-- begin ENTRIES SUPPLIED --

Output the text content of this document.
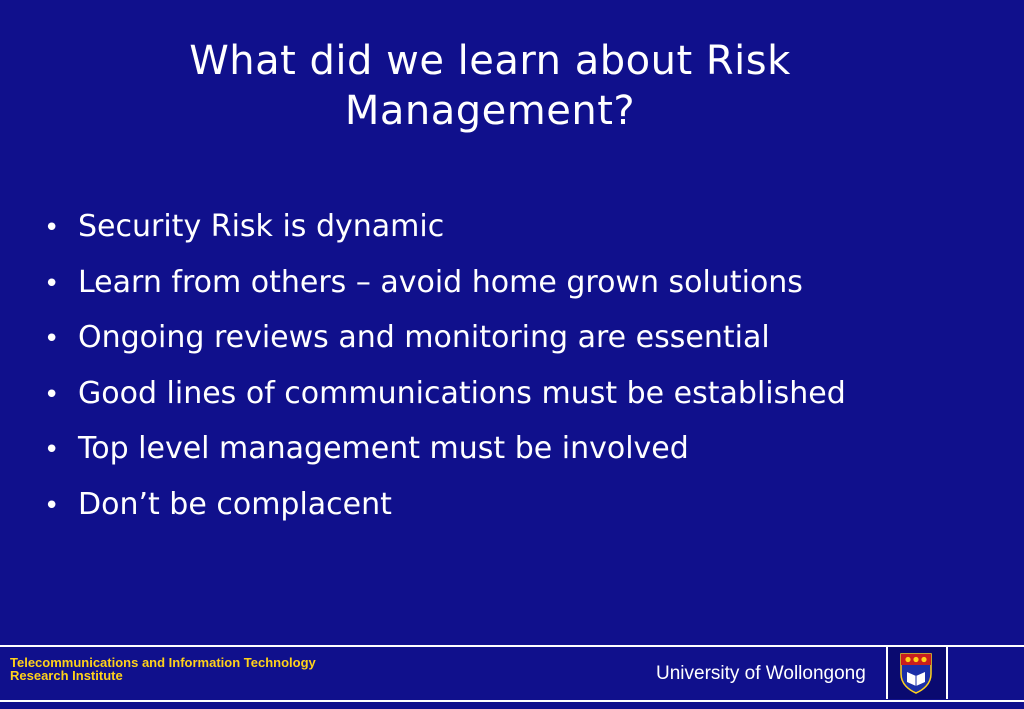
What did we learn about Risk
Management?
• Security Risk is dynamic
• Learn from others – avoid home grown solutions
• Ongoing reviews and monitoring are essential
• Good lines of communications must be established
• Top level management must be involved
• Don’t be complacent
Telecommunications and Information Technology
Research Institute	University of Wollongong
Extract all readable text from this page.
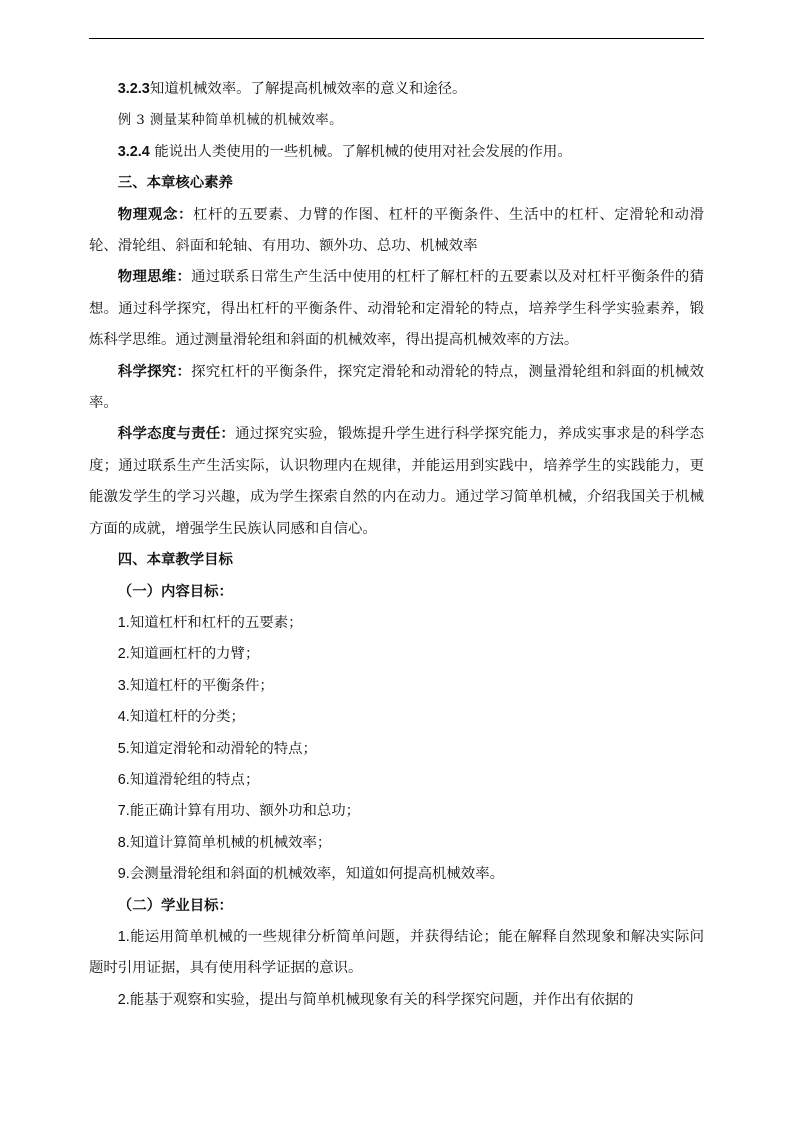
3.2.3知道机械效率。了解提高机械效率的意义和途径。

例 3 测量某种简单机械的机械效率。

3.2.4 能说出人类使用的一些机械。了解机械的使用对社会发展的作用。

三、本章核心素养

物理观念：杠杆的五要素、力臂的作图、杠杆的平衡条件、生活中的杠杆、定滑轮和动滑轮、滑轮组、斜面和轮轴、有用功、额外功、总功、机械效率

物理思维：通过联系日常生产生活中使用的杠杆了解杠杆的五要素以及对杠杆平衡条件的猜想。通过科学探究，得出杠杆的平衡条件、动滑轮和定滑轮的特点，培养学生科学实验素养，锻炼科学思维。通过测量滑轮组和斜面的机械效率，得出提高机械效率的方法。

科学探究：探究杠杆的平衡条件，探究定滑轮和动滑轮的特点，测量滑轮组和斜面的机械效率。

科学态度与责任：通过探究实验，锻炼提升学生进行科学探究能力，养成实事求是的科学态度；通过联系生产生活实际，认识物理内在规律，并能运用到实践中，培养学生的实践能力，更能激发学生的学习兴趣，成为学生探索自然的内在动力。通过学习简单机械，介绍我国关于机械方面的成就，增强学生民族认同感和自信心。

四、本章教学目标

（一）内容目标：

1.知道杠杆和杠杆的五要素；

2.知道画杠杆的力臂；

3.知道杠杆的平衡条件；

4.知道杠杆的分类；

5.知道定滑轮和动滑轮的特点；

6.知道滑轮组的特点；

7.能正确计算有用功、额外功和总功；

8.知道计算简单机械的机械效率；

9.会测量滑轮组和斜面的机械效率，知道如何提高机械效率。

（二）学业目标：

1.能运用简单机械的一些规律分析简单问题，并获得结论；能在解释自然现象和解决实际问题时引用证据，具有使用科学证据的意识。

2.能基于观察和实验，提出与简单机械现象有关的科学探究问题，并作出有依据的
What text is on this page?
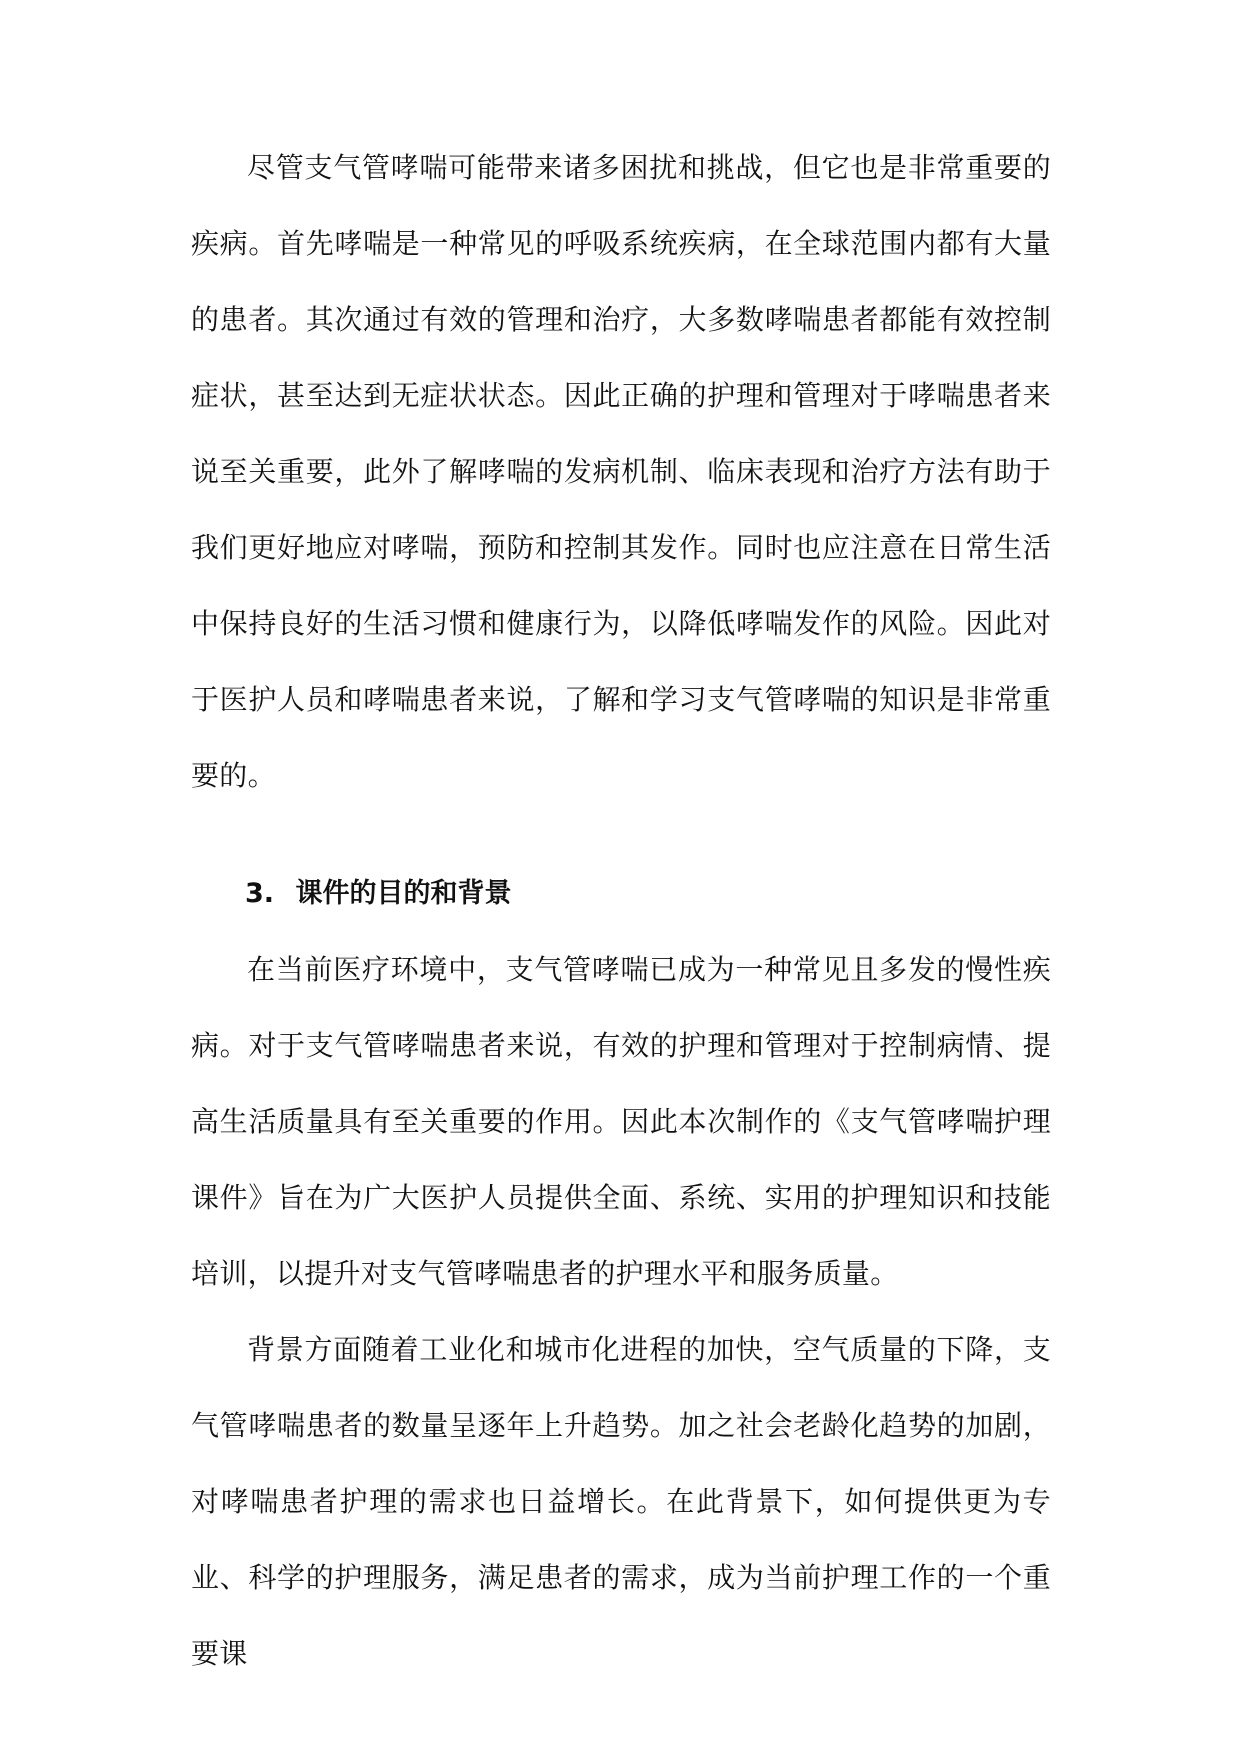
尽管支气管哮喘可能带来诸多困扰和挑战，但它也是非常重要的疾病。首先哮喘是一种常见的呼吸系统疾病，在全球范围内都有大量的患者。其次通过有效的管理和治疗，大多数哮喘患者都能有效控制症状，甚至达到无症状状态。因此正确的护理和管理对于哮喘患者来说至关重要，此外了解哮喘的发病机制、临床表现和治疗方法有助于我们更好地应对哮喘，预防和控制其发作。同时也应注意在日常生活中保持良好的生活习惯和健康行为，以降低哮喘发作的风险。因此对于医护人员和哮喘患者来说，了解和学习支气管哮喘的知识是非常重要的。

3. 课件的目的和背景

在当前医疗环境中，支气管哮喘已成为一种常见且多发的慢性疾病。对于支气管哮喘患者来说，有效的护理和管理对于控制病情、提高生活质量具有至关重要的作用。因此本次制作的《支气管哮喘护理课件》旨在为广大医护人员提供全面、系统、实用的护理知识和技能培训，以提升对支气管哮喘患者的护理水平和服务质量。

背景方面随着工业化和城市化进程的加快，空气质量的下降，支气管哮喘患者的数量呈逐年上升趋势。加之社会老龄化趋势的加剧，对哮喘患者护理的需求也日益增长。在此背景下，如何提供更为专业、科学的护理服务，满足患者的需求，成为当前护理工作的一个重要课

-- end ENTRIES SUPPLIED --

Output each line of the listing above, word for word, from the one holding "What text is on this page?" through the last line, both included; omit the pictures.

• [PROBLEM SOLUTION]:
What text is on this page?
尽管支气管哮喘可能带来诸多困扰和挑战，但它也是非常重要的疾病。首先哮喘是一种常见的呼吸系统疾病，在全球范围内都有大量的患者。其次通过有效的管理和治疗，大多数哮喘患者都能有效控制症状，甚至达到无症状状态。因此正确的护理和管理对于哮喘患者来说至关重要，此外了解哮喘的发病机制、临床表现和治疗方法有助于我们更好地应对哮喘，预防和控制其发作。同时也应注意在日常生活中保持良好的生活习惯和健康行为，以降低哮喘发作的风险。因此对于医护人员和哮喘患者来说，了解和学习支气管哮喘的知识是非常重要的。

3. 课件的目的和背景

在当前医疗环境中，支气管哮喘已成为一种常见且多发的慢性疾病。对于支气管哮喘患者来说，有效的护理和管理对于控制病情、提高生活质量具有至关重要的作用。因此本次制作的《支气管哮喘护理课件》旨在为广大医护人员提供全面、系统、实用的护理知识和技能培训，以提升对支气管哮喘患者的护理水平和服务质量。

背景方面随着工业化和城市化进程的加快，空气质量的下降，支气管哮喘患者的数量呈逐年上升趋势。加之社会老龄化趋势的加剧，对哮喘患者护理的需求也日益增长。在此背景下，如何提供更为专业、科学的护理服务，满足患者的需求，成为当前护理工作的一个重要课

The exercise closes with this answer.